To-do list:
A: Using the Ah Long Pte Ltd article, answer:
(i) What was the film's budget?
(ii) On what date was the film released in Malaysia?
(iii) What is Mr Fang's occupation?
B: Name every company that the Ah Long Pte Ltd article identifies as a co-producer of the film.
C: Continue the Ah Long Pte Ltd article from its final sentence.

Text shown:
○ ○ ○ ○ ○ ○ ○

Ah Long Pte Ltd () is a 2008 action comedy film directed by Singaporean film director Jack Neo, starring Fann Wong and Mark Lee. Co-produced by Mediacorp Raintree Pictures, Scorpio East Pictures and Double Vision (Malaysia), the film was mostly shot in Malaysia, in the city of Kuala Lumpur, with a budget of S$1.2 million. This film is also the seventh collaboration between Mediacorp Raintree Pictures and Jack Neo.

Ah Long Pte Ltd was released in Singapore on 7 February 2008, and in Malaysia on 13 March. Its languages consist of Mandarin (in a heavily Johor-accented version as spoken by Mark Lee), Hokkien and Cantonese.

Plot
Chen Jun is the leader of Shao He Triad, which has a number of illegal businesses operating in Malaysia and Singapore. He is retiring from the Triad and money-lending business. He is succeeded by a young lady, Wang Lihua, who tries to restructure the "Ah Long (loan shark) system" with as little use of violence as possible while making debtors pay back.

Lihua and several of her subordinates start implementing a series of creative methods to attract people to borrow money. They also practice hilarious methods to pressure debtors to repay in a way that is anti-violent. However, this restructuring is met with opposition from the majority of the "elders" in both her own and rival triad (the Qinglongs).

Lihua is pressured by her mother to get married. Lihua decides to force Mr Fang, an effeminate dance instructor, to marry her. Mr Fang agrees to the proposal, wanting to prove his masculinity. Subsequently, Mr Fang offers to help Lihua out by introducing creative ways to reduce violent methods of debt collection.

Chen Jun is opposed to these less-violent ways of debt collection, but appears to have a change of heart.  However, Lihua and her gang members get embroiled with a fight with a rival triad, whose head, it is later revealed, is acting under Chen Jun's instigation. Lihua and Fang go on the run with the Malaysian police and three gang members on their heels. Chen Jun, Lihua and Fang get caught by a number of street urchins, who turn out to be children of debtors who were killed after failing to pay back Chen Jun's gang their loan money.

Finally, the Malaysian police nab Chen Jun, Lihua and her company for their illegal dealings. They are sentenced to jail terms (except Chen Jun, who was executed). Mr Fang fetches Lihua on the day of her release, and surprises her by bringing her to an office dealing in legal business, run by former members of the Shao He Triad (whom some of them once had terms of 8–10 years). Lihua finds the drive to lead again after being in jail for 10 years.

○ ○ ○ ○ ○ ○ ○

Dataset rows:
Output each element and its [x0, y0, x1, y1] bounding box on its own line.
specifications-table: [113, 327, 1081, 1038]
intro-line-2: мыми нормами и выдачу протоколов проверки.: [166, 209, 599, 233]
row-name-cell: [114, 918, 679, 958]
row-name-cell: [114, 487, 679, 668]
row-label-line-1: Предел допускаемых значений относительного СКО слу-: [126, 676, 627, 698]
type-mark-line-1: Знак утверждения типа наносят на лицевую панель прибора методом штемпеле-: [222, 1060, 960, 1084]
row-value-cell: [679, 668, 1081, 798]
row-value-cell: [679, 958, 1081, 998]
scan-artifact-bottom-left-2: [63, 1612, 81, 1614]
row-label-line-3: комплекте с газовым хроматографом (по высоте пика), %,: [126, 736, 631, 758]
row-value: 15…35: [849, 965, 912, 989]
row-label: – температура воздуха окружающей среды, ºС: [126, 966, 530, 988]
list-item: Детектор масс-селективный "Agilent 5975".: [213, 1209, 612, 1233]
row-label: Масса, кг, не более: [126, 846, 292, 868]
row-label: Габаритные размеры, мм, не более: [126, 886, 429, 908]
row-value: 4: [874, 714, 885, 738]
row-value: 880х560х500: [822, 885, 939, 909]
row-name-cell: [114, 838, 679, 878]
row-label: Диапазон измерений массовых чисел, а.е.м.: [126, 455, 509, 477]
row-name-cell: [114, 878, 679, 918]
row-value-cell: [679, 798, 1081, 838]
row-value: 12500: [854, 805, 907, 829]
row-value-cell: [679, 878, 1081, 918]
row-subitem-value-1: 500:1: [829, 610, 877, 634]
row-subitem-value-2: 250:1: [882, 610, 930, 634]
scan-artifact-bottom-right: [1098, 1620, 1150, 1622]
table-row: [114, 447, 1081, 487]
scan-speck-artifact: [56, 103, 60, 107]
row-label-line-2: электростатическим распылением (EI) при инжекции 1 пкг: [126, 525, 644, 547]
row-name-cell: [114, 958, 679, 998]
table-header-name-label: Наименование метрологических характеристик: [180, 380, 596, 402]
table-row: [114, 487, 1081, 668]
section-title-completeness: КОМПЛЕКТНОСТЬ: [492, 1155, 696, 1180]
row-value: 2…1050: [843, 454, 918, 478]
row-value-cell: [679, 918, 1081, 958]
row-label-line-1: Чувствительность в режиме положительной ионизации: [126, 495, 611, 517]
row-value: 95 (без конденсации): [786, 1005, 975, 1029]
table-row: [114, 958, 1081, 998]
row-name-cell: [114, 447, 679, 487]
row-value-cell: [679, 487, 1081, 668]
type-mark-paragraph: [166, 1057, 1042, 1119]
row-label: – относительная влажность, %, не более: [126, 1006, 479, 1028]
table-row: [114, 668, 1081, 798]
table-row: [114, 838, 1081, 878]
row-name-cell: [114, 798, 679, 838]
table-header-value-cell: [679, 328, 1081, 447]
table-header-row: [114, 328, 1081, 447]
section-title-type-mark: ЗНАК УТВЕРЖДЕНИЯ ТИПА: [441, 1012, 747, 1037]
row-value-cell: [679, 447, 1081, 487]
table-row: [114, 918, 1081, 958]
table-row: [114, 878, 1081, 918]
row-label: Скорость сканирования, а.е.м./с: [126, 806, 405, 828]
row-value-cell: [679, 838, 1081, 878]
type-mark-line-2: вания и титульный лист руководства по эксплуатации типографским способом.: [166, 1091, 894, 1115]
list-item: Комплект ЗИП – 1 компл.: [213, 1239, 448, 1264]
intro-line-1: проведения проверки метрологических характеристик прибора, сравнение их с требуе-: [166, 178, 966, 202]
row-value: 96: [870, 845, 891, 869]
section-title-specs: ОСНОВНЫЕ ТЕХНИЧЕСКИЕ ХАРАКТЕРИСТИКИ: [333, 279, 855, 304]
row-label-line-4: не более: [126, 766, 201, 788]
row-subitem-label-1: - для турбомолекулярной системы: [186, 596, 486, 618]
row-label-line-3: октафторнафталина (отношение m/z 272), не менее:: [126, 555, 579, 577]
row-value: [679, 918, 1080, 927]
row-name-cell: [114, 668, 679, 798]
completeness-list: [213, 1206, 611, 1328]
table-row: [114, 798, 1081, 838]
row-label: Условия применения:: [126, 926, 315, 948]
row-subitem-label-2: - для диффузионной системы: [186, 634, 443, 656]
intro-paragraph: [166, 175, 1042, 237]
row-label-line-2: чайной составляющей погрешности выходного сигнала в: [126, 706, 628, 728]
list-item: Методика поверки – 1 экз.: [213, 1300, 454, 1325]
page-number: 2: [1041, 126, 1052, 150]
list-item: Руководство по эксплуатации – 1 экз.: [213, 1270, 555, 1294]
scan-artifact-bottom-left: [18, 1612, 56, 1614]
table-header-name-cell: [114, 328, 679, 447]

○ ○ ○ ○ ○ ○ ○

Answers to the problems:
A:
(i) S$1.2 million
(ii) 13 March
(iii) Dance instructor

B: Mediacorp Raintree Pictures, Scorpio East Pictures, Double Vision (Malaysia)

C:
Cast

 Fann Wong as Wang Lihua 王立华
 Mark Lee as Jojo Fang 方佐佐
 Richard Low as Chen Jun 陈军
 KK Wong as Bingtou 兵头
 Daniel Tan as Huangdi 皇帝
 Jack Lim as Hong Qinglong 洪青龙
 Lai Meng as Lihua's Mother

Production
Jack Neo feels that most people think that loan sharks are "heartless and evil", however after research, he has found out that there are "kind and caring" loan sharks as well. He was sure that the film would be well received by Singaporeans. The scriptwriting took 6 months to complete, while the film is shot in 35 days. Neo went against the social norm by using a woman as a loan shark (ah-longs were generally male gangsters) and having her propose marriage (which is against traditional Chinese custom).

Reception
A series of roadshows were held at Ang Mo Kio Hub on 19 January 2008.

Ah Long Pte Ltd'''s commercial success was evident despite mixed reviews from the press. The Straits Times reported on 13 February that over the Chinese New Year weekend, the film reaped a box-office takings of S$1.47 million, coming in second behind Stephen Chow's CJ7 ($2 million), while beating Jay Chou's Kung Fu Dunk ($1.41 million). All three films were released in Singapore on 7 February 2008. Ah Long Lte Ltd broke the previous record for biggest opening weekend for local productions, a record it held until it was broken in 2012 by another Jack Neo film Ah Boys to Men, which earned S$1.509 million on its opening weekend.

The ranking remained the same as of 19 February, when the box-office earnings of CJ7 was almost S$3 million ($2,840,282), Ah Long S$2.4m and Kungfu Dunk at S$1.96m.

Reviews from local magazine 8 Days were largely negative. The film was rated as half a star out of five.

Criticism
Various film reviews indicated that this film had "copied ideas" from Cho Jin-gyu's My Wife Is a Gangster 3. There was also a scene in which Lihua performed soccer tricks, and was pointed out by critics for copying Stephen Chow's Shaolin Soccer''.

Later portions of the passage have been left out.